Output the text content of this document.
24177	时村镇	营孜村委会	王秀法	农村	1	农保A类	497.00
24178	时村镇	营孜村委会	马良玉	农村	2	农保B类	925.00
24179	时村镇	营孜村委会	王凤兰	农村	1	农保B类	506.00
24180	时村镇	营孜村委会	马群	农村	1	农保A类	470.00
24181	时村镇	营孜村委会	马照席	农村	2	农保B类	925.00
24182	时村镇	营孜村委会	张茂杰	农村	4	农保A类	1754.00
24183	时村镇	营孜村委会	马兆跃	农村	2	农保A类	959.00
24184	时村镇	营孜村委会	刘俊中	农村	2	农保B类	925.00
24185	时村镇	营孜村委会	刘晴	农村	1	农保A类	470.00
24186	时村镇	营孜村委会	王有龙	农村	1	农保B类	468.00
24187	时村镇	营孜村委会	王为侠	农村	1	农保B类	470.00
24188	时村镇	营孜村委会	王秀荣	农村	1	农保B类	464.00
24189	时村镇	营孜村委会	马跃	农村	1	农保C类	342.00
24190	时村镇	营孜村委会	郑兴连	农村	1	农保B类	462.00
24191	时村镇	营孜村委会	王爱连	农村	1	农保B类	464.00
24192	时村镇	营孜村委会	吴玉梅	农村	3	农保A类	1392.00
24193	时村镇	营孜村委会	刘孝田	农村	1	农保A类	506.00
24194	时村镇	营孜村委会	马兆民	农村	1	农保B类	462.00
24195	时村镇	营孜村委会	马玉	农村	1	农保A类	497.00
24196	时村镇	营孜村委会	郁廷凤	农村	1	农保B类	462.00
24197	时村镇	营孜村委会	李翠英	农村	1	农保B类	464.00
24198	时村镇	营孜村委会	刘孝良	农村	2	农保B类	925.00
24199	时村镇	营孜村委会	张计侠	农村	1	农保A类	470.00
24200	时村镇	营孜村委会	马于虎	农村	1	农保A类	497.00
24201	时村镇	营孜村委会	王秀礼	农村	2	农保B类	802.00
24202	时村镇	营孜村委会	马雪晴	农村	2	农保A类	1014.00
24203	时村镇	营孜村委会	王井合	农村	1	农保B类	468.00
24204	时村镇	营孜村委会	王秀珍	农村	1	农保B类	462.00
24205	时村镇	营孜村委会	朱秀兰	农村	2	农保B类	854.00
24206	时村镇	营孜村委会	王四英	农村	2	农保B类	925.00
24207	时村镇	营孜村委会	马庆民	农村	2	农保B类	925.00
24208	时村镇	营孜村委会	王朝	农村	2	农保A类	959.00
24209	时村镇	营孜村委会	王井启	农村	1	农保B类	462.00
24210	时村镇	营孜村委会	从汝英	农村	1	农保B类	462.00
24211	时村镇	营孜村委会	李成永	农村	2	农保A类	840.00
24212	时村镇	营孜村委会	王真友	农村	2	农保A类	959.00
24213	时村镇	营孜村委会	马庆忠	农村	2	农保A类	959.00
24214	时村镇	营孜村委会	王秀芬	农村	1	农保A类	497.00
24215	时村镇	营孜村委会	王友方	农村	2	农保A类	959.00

● **Set task**
Retype every entry word for word.

● **Output for this task**
Output the text content of this document.
24177	时村镇	营孜村委会	王秀法	农村	1	农保A类	497.00
24178	时村镇	营孜村委会	马良玉	农村	2	农保B类	925.00
24179	时村镇	营孜村委会	王凤兰	农村	1	农保B类	506.00
24180	时村镇	营孜村委会	马群	农村	1	农保A类	470.00
24181	时村镇	营孜村委会	马照席	农村	2	农保B类	925.00
24182	时村镇	营孜村委会	张茂杰	农村	4	农保A类	1754.00
24183	时村镇	营孜村委会	马兆跃	农村	2	农保A类	959.00
24184	时村镇	营孜村委会	刘俊中	农村	2	农保B类	925.00
24185	时村镇	营孜村委会	刘晴	农村	1	农保A类	470.00
24186	时村镇	营孜村委会	王有龙	农村	1	农保B类	468.00
24187	时村镇	营孜村委会	王为侠	农村	1	农保B类	470.00
24188	时村镇	营孜村委会	王秀荣	农村	1	农保B类	464.00
24189	时村镇	营孜村委会	马跃	农村	1	农保C类	342.00
24190	时村镇	营孜村委会	郑兴连	农村	1	农保B类	462.00
24191	时村镇	营孜村委会	王爱连	农村	1	农保B类	464.00
24192	时村镇	营孜村委会	吴玉梅	农村	3	农保A类	1392.00
24193	时村镇	营孜村委会	刘孝田	农村	1	农保A类	506.00
24194	时村镇	营孜村委会	马兆民	农村	1	农保B类	462.00
24195	时村镇	营孜村委会	马玉	农村	1	农保A类	497.00
24196	时村镇	营孜村委会	郁廷凤	农村	1	农保B类	462.00
24197	时村镇	营孜村委会	李翠英	农村	1	农保B类	464.00
24198	时村镇	营孜村委会	刘孝良	农村	2	农保B类	925.00
24199	时村镇	营孜村委会	张计侠	农村	1	农保A类	470.00
24200	时村镇	营孜村委会	马于虎	农村	1	农保A类	497.00
24201	时村镇	营孜村委会	王秀礼	农村	2	农保B类	802.00
24202	时村镇	营孜村委会	马雪晴	农村	2	农保A类	1014.00
24203	时村镇	营孜村委会	王井合	农村	1	农保B类	468.00
24204	时村镇	营孜村委会	王秀珍	农村	1	农保B类	462.00
24205	时村镇	营孜村委会	朱秀兰	农村	2	农保B类	854.00
24206	时村镇	营孜村委会	王四英	农村	2	农保B类	925.00
24207	时村镇	营孜村委会	马庆民	农村	2	农保B类	925.00
24208	时村镇	营孜村委会	王朝	农村	2	农保A类	959.00
24209	时村镇	营孜村委会	王井启	农村	1	农保B类	462.00
24210	时村镇	营孜村委会	从汝英	农村	1	农保B类	462.00
24211	时村镇	营孜村委会	李成永	农村	2	农保A类	840.00
24212	时村镇	营孜村委会	王真友	农村	2	农保A类	959.00
24213	时村镇	营孜村委会	马庆忠	农村	2	农保A类	959.00
24214	时村镇	营孜村委会	王秀芬	农村	1	农保A类	497.00
24215	时村镇	营孜村委会	王友方	农村	2	农保A类	959.00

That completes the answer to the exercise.